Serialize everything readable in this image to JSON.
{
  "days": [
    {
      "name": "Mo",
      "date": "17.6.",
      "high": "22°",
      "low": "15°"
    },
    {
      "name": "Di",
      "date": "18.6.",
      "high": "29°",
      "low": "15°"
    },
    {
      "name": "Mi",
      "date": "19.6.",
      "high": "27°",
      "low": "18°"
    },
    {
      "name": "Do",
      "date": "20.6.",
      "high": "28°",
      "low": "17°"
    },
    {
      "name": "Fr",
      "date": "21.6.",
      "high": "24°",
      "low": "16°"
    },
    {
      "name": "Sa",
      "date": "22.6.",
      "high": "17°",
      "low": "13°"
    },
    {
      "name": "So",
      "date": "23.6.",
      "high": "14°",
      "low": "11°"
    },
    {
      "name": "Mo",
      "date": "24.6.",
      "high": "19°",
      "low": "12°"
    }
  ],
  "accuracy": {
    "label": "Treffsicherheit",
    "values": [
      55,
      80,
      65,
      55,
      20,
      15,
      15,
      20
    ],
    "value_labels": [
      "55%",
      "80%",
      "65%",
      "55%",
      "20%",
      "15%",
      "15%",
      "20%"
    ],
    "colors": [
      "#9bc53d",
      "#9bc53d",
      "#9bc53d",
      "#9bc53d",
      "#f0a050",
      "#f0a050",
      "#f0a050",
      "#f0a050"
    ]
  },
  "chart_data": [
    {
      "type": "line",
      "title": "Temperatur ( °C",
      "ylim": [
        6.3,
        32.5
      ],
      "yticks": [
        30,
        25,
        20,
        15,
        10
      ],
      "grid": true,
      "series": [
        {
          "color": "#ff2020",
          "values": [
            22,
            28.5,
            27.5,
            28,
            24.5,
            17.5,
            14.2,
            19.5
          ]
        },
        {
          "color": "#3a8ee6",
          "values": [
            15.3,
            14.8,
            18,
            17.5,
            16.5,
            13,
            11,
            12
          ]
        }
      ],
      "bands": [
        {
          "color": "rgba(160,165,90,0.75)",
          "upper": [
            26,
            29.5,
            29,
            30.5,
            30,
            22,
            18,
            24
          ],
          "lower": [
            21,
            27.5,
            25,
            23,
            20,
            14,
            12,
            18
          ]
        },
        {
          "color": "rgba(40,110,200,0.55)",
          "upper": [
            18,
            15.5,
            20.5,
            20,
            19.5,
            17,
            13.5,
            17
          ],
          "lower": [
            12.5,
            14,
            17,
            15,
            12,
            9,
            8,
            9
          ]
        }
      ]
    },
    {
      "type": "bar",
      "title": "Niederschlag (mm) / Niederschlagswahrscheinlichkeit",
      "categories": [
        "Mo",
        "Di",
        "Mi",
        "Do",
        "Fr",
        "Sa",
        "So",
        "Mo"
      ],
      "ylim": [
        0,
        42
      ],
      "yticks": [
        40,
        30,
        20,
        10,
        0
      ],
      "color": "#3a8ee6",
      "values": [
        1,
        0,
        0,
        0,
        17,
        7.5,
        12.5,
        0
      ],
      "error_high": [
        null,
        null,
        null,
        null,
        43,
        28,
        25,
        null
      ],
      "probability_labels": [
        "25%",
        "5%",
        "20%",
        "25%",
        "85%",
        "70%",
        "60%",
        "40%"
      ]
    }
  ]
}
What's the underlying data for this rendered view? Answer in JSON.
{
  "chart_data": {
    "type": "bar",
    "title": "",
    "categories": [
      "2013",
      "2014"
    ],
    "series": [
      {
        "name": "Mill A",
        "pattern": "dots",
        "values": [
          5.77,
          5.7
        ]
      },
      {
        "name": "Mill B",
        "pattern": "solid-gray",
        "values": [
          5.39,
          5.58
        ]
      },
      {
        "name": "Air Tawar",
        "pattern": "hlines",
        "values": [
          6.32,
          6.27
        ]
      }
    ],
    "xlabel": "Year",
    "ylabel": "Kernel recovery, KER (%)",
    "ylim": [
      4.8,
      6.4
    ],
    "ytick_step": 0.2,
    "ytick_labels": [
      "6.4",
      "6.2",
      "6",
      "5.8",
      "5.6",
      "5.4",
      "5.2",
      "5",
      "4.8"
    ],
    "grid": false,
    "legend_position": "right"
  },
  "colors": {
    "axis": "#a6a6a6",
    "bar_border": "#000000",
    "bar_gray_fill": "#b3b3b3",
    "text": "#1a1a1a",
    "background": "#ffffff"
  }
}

### TASK TO COMPLETE:
Give the listing above again, word for word.

### WRITTEN RESPONSE:
Serialize everything readable in this image to JSON.
{
  "days": [
    {
      "name": "Mo",
      "date": "17.6.",
      "high": "22°",
      "low": "15°"
    },
    {
      "name": "Di",
      "date": "18.6.",
      "high": "29°",
      "low": "15°"
    },
    {
      "name": "Mi",
      "date": "19.6.",
      "high": "27°",
      "low": "18°"
    },
    {
      "name": "Do",
      "date": "20.6.",
      "high": "28°",
      "low": "17°"
    },
    {
      "name": "Fr",
      "date": "21.6.",
      "high": "24°",
      "low": "16°"
    },
    {
      "name": "Sa",
      "date": "22.6.",
      "high": "17°",
      "low": "13°"
    },
    {
      "name": "So",
      "date": "23.6.",
      "high": "14°",
      "low": "11°"
    },
    {
      "name": "Mo",
      "date": "24.6.",
      "high": "19°",
      "low": "12°"
    }
  ],
  "accuracy": {
    "label": "Treffsicherheit",
    "values": [
      55,
      80,
      65,
      55,
      20,
      15,
      15,
      20
    ],
    "value_labels": [
      "55%",
      "80%",
      "65%",
      "55%",
      "20%",
      "15%",
      "15%",
      "20%"
    ],
    "colors": [
      "#9bc53d",
      "#9bc53d",
      "#9bc53d",
      "#9bc53d",
      "#f0a050",
      "#f0a050",
      "#f0a050",
      "#f0a050"
    ]
  },
  "chart_data": [
    {
      "type": "line",
      "title": "Temperatur ( °C",
      "ylim": [
        6.3,
        32.5
      ],
      "yticks": [
        30,
        25,
        20,
        15,
        10
      ],
      "grid": true,
      "series": [
        {
          "color": "#ff2020",
          "values": [
            22,
            28.5,
            27.5,
            28,
            24.5,
            17.5,
            14.2,
            19.5
          ]
        },
        {
          "color": "#3a8ee6",
          "values": [
            15.3,
            14.8,
            18,
            17.5,
            16.5,
            13,
            11,
            12
          ]
        }
      ],
      "bands": [
        {
          "color": "rgba(160,165,90,0.75)",
          "upper": [
            26,
            29.5,
            29,
            30.5,
            30,
            22,
            18,
            24
          ],
          "lower": [
            21,
            27.5,
            25,
            23,
            20,
            14,
            12,
            18
          ]
        },
        {
          "color": "rgba(40,110,200,0.55)",
          "upper": [
            18,
            15.5,
            20.5,
            20,
            19.5,
            17,
            13.5,
            17
          ],
          "lower": [
            12.5,
            14,
            17,
            15,
            12,
            9,
            8,
            9
          ]
        }
      ]
    },
    {
      "type": "bar",
      "title": "Niederschlag (mm) / Niederschlagswahrscheinlichkeit",
      "categories": [
        "Mo",
        "Di",
        "Mi",
        "Do",
        "Fr",
        "Sa",
        "So",
        "Mo"
      ],
      "ylim": [
        0,
        42
      ],
      "yticks": [
        40,
        30,
        20,
        10,
        0
      ],
      "color": "#3a8ee6",
      "values": [
        1,
        0,
        0,
        0,
        17,
        7.5,
        12.5,
        0
      ],
      "error_high": [
        null,
        null,
        null,
        null,
        43,
        28,
        25,
        null
      ],
      "probability_labels": [
        "25%",
        "5%",
        "20%",
        "25%",
        "85%",
        "70%",
        "60%",
        "40%"
      ]
    }
  ]
}
What's the underlying data for this rendered view? Answer in JSON.
{
  "chart_data": {
    "type": "bar",
    "title": "",
    "categories": [
      "2013",
      "2014"
    ],
    "series": [
      {
        "name": "Mill A",
        "pattern": "dots",
        "values": [
          5.77,
          5.7
        ]
      },
      {
        "name": "Mill B",
        "pattern": "solid-gray",
        "values": [
          5.39,
          5.58
        ]
      },
      {
        "name": "Air Tawar",
        "pattern": "hlines",
        "values": [
          6.32,
          6.27
        ]
      }
    ],
    "xlabel": "Year",
    "ylabel": "Kernel recovery, KER (%)",
    "ylim": [
      4.8,
      6.4
    ],
    "ytick_step": 0.2,
    "ytick_labels": [
      "6.4",
      "6.2",
      "6",
      "5.8",
      "5.6",
      "5.4",
      "5.2",
      "5",
      "4.8"
    ],
    "grid": false,
    "legend_position": "right"
  },
  "colors": {
    "axis": "#a6a6a6",
    "bar_border": "#000000",
    "bar_gray_fill": "#b3b3b3",
    "text": "#1a1a1a",
    "background": "#ffffff"
  }
}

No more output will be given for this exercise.